▸ **Request**
Copy the lines holding the word "AXIS", all of them.

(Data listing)
++++

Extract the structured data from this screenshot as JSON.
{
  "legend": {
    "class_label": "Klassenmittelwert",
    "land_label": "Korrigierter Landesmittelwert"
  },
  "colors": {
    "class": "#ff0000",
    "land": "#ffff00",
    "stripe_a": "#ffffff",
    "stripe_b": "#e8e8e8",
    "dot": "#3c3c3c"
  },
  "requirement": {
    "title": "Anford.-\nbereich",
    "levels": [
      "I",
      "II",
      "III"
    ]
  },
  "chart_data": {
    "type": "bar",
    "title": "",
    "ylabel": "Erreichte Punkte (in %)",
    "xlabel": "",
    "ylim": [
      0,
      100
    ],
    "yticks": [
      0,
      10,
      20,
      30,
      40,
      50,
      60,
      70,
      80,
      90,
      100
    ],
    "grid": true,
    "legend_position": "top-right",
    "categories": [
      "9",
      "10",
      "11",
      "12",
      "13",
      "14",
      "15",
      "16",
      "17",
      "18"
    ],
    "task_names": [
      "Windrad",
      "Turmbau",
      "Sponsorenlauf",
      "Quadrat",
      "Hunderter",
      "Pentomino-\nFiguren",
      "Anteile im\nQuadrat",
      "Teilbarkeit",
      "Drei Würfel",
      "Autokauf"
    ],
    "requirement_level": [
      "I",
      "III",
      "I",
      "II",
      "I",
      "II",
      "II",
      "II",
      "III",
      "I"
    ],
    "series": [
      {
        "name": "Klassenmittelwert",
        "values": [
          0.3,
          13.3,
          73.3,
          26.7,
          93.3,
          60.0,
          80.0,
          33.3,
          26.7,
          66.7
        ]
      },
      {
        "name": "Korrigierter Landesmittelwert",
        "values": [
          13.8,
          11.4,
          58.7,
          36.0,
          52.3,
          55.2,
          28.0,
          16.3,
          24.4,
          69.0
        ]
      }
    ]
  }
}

++++

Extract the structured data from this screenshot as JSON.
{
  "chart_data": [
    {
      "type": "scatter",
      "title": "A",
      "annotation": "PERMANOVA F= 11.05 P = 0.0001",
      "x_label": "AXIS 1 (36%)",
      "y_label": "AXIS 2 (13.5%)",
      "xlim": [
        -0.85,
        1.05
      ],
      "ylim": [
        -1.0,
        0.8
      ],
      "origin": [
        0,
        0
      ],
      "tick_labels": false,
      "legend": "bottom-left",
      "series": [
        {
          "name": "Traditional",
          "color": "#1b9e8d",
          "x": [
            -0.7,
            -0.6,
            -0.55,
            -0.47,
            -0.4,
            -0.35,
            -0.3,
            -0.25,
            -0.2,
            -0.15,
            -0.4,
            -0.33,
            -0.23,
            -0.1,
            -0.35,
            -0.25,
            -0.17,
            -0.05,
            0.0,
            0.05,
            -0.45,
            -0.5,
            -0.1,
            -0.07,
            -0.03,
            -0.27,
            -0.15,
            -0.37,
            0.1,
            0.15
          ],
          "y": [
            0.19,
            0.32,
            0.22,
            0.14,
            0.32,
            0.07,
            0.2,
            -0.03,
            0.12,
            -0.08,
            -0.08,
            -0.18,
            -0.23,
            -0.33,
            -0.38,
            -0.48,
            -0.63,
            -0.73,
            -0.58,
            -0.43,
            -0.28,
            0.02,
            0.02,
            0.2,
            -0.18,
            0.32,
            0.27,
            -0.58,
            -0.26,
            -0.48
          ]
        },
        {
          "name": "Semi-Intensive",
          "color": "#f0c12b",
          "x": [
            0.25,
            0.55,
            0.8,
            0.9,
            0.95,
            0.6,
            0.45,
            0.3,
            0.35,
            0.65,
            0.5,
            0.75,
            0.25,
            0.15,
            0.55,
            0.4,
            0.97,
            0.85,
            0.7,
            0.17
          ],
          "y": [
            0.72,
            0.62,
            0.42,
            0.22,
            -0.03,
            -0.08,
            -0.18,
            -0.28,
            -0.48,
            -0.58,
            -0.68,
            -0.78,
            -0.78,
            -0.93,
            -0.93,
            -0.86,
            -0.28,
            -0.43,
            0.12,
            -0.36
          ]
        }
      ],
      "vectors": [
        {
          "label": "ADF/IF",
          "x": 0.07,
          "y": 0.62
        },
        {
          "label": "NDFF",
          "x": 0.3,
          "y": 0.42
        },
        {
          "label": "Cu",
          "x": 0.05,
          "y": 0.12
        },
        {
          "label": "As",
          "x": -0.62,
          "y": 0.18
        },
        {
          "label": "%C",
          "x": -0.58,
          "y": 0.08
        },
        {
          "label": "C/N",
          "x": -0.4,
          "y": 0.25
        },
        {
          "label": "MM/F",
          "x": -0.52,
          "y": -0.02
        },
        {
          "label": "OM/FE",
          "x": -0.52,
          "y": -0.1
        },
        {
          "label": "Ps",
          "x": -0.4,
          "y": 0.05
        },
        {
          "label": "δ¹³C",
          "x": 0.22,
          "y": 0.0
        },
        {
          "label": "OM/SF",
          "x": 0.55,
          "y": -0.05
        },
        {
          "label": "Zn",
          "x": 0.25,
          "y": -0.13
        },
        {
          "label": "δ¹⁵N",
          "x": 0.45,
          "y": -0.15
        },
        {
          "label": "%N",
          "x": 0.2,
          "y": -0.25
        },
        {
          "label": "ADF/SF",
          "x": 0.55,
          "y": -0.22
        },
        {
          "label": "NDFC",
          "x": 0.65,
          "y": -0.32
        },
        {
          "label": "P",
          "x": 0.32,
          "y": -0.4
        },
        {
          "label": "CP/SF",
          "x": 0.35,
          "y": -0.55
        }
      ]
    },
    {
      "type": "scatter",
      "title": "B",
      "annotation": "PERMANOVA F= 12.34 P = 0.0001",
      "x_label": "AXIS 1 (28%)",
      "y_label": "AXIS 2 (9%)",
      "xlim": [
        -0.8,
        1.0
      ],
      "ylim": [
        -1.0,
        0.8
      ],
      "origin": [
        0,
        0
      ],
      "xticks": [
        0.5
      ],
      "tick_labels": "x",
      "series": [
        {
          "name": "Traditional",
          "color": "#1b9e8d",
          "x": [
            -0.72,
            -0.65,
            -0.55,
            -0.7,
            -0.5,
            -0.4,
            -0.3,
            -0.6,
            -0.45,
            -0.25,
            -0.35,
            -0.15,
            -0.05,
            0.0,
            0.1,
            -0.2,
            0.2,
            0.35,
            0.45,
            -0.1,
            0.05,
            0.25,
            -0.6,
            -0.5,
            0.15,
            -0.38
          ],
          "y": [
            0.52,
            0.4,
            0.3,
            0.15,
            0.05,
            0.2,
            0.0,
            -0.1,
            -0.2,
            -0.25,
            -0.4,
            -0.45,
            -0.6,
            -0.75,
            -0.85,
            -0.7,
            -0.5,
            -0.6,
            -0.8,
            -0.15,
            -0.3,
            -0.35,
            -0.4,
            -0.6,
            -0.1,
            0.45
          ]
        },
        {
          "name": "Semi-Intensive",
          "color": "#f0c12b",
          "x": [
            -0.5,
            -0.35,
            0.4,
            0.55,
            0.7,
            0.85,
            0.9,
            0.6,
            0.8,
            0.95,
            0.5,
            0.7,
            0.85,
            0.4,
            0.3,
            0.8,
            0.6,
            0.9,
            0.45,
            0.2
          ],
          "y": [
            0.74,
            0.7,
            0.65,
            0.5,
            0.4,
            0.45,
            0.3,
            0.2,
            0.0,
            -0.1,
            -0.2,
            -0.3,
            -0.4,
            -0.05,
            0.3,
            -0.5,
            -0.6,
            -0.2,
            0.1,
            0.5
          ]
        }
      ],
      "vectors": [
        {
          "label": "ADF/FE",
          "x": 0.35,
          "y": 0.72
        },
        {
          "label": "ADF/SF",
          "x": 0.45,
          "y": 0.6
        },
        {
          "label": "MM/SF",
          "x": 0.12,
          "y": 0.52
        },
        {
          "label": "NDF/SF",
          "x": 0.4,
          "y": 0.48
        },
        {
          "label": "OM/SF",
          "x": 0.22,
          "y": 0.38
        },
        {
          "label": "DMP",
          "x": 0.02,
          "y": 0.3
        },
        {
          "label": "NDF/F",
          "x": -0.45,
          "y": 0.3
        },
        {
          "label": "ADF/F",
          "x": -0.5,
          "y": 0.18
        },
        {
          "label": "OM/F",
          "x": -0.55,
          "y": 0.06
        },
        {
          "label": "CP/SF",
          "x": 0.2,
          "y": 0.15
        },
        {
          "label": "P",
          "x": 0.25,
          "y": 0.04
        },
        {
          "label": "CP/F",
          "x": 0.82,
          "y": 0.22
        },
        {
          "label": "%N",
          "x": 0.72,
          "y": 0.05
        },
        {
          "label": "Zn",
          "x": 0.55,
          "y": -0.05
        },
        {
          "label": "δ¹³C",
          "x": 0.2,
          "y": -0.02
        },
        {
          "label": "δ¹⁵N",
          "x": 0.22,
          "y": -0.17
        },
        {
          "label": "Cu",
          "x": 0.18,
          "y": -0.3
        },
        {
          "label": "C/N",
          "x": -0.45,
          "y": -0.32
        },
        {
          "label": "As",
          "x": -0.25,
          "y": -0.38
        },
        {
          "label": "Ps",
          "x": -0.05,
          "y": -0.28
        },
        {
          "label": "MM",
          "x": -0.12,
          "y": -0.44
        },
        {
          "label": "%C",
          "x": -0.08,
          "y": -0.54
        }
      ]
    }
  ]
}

++++

▸ **The output**
      "x_label": "AXIS 1 (36%)",
      "y_label": "AXIS 2 (13.5%)",
      "x_label": "AXIS 1 (28%)",
      "y_label": "AXIS 2 (9%)",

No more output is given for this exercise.